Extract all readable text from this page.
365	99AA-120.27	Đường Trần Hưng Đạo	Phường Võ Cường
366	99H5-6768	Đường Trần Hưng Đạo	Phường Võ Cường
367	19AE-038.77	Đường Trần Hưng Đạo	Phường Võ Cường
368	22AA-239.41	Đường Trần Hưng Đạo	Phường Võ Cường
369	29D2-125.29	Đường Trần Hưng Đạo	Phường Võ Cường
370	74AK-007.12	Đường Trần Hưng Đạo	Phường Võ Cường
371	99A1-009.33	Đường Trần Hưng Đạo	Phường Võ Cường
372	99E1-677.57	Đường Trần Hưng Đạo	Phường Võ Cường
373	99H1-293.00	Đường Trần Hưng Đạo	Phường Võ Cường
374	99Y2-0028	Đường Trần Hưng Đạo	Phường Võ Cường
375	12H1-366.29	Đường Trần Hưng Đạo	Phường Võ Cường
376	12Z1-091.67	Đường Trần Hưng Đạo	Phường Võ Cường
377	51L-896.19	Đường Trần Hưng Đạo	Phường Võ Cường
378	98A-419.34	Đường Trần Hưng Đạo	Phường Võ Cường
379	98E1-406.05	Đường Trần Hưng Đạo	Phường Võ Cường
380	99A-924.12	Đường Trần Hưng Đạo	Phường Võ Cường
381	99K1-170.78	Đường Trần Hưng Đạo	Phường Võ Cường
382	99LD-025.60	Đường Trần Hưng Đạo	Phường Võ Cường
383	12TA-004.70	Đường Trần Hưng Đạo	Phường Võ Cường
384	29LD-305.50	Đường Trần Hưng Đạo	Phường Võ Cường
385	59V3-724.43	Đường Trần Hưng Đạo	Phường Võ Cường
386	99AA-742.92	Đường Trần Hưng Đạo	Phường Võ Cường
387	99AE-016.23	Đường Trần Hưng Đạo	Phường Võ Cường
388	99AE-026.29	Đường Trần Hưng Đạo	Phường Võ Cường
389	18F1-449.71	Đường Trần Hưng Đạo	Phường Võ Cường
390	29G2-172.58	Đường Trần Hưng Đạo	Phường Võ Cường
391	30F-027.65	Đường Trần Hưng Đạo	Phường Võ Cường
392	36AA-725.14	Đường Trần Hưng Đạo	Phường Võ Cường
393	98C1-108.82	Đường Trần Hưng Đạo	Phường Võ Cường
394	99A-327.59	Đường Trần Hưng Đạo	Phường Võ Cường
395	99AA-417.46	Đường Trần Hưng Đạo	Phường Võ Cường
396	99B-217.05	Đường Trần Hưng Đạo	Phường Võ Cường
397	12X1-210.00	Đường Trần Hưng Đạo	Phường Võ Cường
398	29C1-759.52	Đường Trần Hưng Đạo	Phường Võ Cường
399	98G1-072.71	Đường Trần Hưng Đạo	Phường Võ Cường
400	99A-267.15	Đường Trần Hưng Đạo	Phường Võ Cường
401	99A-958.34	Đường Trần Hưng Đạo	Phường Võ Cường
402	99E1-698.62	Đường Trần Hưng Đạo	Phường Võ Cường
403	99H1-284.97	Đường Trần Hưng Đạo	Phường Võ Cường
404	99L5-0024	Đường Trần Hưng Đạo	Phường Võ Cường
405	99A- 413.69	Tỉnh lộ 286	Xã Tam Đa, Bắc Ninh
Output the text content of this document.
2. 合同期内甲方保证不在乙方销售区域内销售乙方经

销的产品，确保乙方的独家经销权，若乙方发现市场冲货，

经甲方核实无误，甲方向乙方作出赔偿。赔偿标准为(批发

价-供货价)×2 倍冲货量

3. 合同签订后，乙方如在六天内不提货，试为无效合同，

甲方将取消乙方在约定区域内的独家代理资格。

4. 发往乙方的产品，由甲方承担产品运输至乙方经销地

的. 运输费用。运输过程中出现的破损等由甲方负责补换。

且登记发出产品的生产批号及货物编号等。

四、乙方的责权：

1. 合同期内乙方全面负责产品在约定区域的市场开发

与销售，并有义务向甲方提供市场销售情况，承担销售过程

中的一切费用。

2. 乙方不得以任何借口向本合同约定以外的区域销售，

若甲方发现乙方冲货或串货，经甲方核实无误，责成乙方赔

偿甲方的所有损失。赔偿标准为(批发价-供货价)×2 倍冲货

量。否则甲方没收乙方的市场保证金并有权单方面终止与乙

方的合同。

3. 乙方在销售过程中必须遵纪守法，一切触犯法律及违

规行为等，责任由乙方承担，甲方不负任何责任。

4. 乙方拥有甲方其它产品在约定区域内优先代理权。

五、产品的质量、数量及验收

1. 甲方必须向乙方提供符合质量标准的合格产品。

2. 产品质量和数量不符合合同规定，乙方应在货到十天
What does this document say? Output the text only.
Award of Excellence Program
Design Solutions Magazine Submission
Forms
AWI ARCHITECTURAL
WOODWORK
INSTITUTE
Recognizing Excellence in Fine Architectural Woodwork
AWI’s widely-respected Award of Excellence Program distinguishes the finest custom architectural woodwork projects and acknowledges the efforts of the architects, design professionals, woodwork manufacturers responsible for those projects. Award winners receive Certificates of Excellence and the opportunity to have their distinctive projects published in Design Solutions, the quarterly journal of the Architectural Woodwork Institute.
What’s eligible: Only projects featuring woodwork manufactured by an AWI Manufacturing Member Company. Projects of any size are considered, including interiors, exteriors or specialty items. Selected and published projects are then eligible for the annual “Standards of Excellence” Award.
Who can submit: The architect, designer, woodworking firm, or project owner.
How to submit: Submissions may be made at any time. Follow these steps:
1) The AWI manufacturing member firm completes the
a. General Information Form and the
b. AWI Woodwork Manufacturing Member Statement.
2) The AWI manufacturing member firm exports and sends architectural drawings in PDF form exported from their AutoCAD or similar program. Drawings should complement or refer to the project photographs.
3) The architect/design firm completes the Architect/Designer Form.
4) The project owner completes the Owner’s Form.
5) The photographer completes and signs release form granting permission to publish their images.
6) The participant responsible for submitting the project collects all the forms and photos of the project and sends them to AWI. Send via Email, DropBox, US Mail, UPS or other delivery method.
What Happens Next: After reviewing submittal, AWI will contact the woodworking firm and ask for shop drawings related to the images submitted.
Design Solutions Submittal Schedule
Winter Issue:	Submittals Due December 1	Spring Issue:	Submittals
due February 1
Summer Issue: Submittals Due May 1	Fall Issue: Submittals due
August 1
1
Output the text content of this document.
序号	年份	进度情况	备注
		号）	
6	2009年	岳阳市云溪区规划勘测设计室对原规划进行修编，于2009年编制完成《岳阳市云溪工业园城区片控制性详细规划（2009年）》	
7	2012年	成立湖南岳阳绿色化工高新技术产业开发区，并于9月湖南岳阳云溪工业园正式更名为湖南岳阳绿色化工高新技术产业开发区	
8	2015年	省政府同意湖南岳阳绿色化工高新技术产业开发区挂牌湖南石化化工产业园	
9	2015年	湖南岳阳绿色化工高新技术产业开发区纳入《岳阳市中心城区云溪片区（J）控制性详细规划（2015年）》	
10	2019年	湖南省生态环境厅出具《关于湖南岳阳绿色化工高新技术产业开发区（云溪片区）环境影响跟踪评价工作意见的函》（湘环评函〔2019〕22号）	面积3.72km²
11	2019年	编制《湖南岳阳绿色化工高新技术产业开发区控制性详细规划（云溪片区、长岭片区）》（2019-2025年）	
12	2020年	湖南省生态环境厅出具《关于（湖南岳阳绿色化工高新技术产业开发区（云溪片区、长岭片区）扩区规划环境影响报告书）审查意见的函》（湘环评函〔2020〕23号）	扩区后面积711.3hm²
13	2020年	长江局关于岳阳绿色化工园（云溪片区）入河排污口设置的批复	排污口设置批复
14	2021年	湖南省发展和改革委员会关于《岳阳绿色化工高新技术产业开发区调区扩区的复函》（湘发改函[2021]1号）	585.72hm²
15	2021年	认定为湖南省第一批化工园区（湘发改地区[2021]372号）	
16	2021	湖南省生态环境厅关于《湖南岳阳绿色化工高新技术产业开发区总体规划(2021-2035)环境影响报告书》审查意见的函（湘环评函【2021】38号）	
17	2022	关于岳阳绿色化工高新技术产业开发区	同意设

++++++

◆ WHAT YOU SHOULD DO: Spot every line that holds "经甲方核实无误" and copy it.

◆ SOLUTION BELOW:
经甲方核实无误，甲方向乙方作出赔偿。赔偿标准为(批发
若甲方发现乙方冲货或串货，经甲方核实无误，责成乙方赔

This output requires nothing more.